===== Supplied records
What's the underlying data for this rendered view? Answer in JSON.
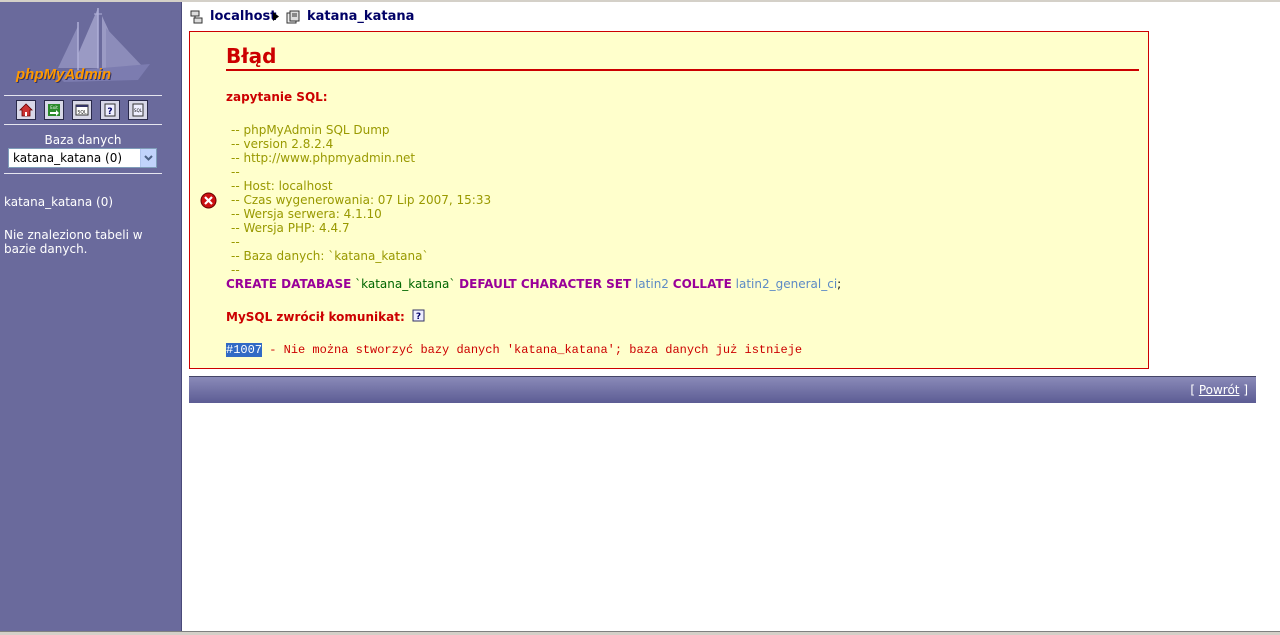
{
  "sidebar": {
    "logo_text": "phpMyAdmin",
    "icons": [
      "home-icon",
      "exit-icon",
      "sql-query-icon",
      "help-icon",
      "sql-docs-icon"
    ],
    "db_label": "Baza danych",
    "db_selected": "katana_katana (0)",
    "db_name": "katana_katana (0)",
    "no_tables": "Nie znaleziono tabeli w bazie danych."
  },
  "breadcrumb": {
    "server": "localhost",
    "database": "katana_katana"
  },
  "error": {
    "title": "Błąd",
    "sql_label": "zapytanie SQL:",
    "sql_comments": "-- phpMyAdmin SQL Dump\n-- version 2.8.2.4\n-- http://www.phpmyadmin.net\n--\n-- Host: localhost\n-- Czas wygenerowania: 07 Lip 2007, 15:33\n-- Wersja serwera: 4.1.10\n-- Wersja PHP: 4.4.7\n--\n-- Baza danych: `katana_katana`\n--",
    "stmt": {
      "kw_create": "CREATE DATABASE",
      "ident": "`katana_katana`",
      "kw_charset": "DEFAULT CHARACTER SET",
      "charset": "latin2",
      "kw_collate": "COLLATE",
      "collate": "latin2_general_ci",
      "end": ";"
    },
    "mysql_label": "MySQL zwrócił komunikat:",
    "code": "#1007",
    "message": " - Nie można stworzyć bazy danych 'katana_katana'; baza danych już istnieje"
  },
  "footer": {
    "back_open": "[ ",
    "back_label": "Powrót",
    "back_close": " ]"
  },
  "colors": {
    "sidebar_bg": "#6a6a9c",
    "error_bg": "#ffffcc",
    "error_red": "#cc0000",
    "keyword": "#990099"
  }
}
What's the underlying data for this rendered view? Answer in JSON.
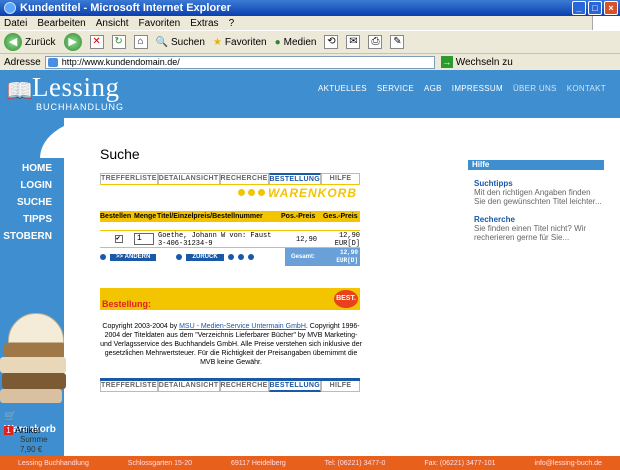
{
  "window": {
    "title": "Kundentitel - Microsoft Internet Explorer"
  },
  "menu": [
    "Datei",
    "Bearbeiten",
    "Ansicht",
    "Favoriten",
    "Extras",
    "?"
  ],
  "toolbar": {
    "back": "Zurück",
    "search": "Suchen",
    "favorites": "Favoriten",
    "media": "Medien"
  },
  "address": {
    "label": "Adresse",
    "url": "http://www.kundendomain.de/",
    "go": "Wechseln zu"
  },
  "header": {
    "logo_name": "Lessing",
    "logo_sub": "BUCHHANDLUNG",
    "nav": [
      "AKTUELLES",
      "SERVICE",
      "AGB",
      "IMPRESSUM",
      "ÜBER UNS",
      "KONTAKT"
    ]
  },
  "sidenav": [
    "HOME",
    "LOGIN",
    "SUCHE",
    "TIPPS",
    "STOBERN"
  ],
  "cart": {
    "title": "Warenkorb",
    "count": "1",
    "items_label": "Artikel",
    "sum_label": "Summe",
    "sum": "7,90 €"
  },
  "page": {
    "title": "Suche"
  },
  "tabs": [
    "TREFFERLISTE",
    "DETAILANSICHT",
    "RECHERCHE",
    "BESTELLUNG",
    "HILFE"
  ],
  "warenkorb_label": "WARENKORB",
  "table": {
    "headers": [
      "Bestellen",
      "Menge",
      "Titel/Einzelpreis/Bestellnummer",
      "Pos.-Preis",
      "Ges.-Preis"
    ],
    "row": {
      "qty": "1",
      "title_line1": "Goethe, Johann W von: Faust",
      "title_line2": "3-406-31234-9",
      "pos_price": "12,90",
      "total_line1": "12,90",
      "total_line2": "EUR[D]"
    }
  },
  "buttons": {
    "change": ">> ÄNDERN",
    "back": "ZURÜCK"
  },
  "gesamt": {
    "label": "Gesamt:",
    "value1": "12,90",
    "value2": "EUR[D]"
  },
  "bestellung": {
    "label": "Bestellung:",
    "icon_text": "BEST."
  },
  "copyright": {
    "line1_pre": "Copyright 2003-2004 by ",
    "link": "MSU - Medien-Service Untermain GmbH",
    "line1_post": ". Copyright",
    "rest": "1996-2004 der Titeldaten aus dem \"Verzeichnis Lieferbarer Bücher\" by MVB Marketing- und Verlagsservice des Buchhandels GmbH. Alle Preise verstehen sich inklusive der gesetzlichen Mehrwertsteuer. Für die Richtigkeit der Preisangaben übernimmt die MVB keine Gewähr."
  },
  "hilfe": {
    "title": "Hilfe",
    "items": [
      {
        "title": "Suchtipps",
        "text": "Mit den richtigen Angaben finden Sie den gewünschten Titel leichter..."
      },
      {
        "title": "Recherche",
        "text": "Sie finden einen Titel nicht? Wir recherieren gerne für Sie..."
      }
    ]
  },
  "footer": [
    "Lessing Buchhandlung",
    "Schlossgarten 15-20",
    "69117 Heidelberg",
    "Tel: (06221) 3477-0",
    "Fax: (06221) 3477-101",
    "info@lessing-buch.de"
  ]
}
==========
▶ What the task requires
Every record above should be written out again exactly; the pictures stay out of the copy.

▶ Answer for this exercise
What's the underlying data for this rendered view? Answer in JSON.
{
  "sidebar": {
    "logo_text": "phpMyAdmin",
    "icons": [
      "home-icon",
      "exit-icon",
      "sql-query-icon",
      "help-icon",
      "sql-docs-icon"
    ],
    "db_label": "Baza danych",
    "db_selected": "katana_katana (0)",
    "db_name": "katana_katana (0)",
    "no_tables": "Nie znaleziono tabeli w bazie danych."
  },
  "breadcrumb": {
    "server": "localhost",
    "database": "katana_katana"
  },
  "error": {
    "title": "Błąd",
    "sql_label": "zapytanie SQL:",
    "sql_comments": "-- phpMyAdmin SQL Dump\n-- version 2.8.2.4\n-- http://www.phpmyadmin.net\n--\n-- Host: localhost\n-- Czas wygenerowania: 07 Lip 2007, 15:33\n-- Wersja serwera: 4.1.10\n-- Wersja PHP: 4.4.7\n--\n-- Baza danych: `katana_katana`\n--",
    "stmt": {
      "kw_create": "CREATE DATABASE",
      "ident": "`katana_katana`",
      "kw_charset": "DEFAULT CHARACTER SET",
      "charset": "latin2",
      "kw_collate": "COLLATE",
      "collate": "latin2_general_ci",
      "end": ";"
    },
    "mysql_label": "MySQL zwrócił komunikat:",
    "code": "#1007",
    "message": " - Nie można stworzyć bazy danych 'katana_katana'; baza danych już istnieje"
  },
  "footer": {
    "back_open": "[ ",
    "back_label": "Powrót",
    "back_close": " ]"
  },
  "colors": {
    "sidebar_bg": "#6a6a9c",
    "error_bg": "#ffffcc",
    "error_red": "#cc0000",
    "keyword": "#990099"
  }
}
What's the underlying data for this rendered view? Answer in JSON.
{
  "window": {
    "title": "Kundentitel - Microsoft Internet Explorer"
  },
  "menu": [
    "Datei",
    "Bearbeiten",
    "Ansicht",
    "Favoriten",
    "Extras",
    "?"
  ],
  "toolbar": {
    "back": "Zurück",
    "search": "Suchen",
    "favorites": "Favoriten",
    "media": "Medien"
  },
  "address": {
    "label": "Adresse",
    "url": "http://www.kundendomain.de/",
    "go": "Wechseln zu"
  },
  "header": {
    "logo_name": "Lessing",
    "logo_sub": "BUCHHANDLUNG",
    "nav": [
      "AKTUELLES",
      "SERVICE",
      "AGB",
      "IMPRESSUM",
      "ÜBER UNS",
      "KONTAKT"
    ]
  },
  "sidenav": [
    "HOME",
    "LOGIN",
    "SUCHE",
    "TIPPS",
    "STOBERN"
  ],
  "cart": {
    "title": "Warenkorb",
    "count": "1",
    "items_label": "Artikel",
    "sum_label": "Summe",
    "sum": "7,90 €"
  },
  "page": {
    "title": "Suche"
  },
  "tabs": [
    "TREFFERLISTE",
    "DETAILANSICHT",
    "RECHERCHE",
    "BESTELLUNG",
    "HILFE"
  ],
  "warenkorb_label": "WARENKORB",
  "table": {
    "headers": [
      "Bestellen",
      "Menge",
      "Titel/Einzelpreis/Bestellnummer",
      "Pos.-Preis",
      "Ges.-Preis"
    ],
    "row": {
      "qty": "1",
      "title_line1": "Goethe, Johann W von: Faust",
      "title_line2": "3-406-31234-9",
      "pos_price": "12,90",
      "total_line1": "12,90",
      "total_line2": "EUR[D]"
    }
  },
  "buttons": {
    "change": ">> ÄNDERN",
    "back": "ZURÜCK"
  },
  "gesamt": {
    "label": "Gesamt:",
    "value1": "12,90",
    "value2": "EUR[D]"
  },
  "bestellung": {
    "label": "Bestellung:",
    "icon_text": "BEST."
  },
  "copyright": {
    "line1_pre": "Copyright 2003-2004 by ",
    "link": "MSU - Medien-Service Untermain GmbH",
    "line1_post": ". Copyright",
    "rest": "1996-2004 der Titeldaten aus dem \"Verzeichnis Lieferbarer Bücher\" by MVB Marketing- und Verlagsservice des Buchhandels GmbH. Alle Preise verstehen sich inklusive der gesetzlichen Mehrwertsteuer. Für die Richtigkeit der Preisangaben übernimmt die MVB keine Gewähr."
  },
  "hilfe": {
    "title": "Hilfe",
    "items": [
      {
        "title": "Suchtipps",
        "text": "Mit den richtigen Angaben finden Sie den gewünschten Titel leichter..."
      },
      {
        "title": "Recherche",
        "text": "Sie finden einen Titel nicht? Wir recherieren gerne für Sie..."
      }
    ]
  },
  "footer": [
    "Lessing Buchhandlung",
    "Schlossgarten 15-20",
    "69117 Heidelberg",
    "Tel: (06221) 3477-0",
    "Fax: (06221) 3477-101",
    "info@lessing-buch.de"
  ]
}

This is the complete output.